Stored data
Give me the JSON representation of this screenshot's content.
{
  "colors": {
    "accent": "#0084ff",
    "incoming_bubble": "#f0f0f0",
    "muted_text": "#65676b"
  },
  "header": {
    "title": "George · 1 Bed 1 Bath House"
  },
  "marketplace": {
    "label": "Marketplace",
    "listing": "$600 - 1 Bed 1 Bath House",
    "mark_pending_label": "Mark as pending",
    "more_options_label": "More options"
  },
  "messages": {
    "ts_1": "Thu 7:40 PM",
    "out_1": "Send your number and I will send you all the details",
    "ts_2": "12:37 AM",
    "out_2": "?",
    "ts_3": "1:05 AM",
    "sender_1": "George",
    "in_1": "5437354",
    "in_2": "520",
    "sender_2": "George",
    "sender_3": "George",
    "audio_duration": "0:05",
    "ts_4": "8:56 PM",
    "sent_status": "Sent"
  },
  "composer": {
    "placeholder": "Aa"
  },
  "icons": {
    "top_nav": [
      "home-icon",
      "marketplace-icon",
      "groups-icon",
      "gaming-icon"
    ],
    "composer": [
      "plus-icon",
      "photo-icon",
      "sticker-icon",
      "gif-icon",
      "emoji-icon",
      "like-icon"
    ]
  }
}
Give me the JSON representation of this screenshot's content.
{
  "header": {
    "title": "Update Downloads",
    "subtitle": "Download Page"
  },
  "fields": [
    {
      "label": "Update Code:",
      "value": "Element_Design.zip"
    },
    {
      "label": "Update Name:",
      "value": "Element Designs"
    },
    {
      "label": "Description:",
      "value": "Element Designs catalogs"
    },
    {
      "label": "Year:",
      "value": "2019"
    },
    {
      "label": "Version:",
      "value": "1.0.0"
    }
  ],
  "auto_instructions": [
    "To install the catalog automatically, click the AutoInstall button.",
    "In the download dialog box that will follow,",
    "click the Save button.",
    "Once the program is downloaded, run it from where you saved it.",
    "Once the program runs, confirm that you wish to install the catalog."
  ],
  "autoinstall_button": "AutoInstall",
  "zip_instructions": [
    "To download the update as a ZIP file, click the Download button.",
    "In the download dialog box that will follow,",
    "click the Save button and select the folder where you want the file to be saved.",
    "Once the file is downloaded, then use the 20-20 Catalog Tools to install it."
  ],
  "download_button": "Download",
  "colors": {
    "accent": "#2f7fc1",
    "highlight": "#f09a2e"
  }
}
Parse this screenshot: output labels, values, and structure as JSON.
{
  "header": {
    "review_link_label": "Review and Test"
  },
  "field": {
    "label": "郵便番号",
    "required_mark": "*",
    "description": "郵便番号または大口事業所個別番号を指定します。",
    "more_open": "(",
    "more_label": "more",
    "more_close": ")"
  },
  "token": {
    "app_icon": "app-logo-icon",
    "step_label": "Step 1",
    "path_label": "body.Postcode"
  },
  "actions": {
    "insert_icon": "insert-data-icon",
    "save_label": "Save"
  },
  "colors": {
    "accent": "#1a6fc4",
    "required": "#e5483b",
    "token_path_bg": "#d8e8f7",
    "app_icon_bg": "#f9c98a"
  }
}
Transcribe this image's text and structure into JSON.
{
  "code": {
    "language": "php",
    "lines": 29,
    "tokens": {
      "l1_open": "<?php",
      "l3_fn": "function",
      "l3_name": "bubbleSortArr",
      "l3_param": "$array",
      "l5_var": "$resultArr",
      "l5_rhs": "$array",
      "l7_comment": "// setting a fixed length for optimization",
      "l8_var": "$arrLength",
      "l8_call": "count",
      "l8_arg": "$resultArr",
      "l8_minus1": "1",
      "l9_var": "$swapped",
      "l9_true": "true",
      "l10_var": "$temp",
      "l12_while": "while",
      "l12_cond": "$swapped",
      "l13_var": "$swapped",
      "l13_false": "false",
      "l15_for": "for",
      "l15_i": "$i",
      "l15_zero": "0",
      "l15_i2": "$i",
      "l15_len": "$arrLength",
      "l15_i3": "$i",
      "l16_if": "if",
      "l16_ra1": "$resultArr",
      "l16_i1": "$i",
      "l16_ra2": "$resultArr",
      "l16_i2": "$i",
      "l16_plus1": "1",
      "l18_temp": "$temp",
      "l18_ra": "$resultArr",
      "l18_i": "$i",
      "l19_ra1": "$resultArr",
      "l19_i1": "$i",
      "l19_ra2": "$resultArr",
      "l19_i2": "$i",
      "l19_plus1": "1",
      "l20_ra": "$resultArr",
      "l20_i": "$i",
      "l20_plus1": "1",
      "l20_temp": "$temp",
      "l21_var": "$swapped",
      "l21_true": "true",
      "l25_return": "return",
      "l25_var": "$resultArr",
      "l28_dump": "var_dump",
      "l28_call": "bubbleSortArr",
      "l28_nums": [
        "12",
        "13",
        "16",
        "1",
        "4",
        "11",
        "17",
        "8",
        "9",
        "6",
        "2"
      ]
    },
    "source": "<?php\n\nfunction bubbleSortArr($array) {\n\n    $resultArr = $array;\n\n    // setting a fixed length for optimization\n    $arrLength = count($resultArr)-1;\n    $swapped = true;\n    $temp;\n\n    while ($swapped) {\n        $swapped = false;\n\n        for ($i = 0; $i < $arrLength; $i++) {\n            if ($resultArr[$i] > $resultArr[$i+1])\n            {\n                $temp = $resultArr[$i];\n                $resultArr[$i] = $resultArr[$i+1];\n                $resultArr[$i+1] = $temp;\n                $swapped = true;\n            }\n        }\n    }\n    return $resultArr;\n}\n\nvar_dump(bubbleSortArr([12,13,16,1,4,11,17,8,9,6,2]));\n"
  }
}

● WORK TO BE COMPLETED: Look through the listing above and count the lines where the string "return" appears. Report the number only.

● THE REPLY: 2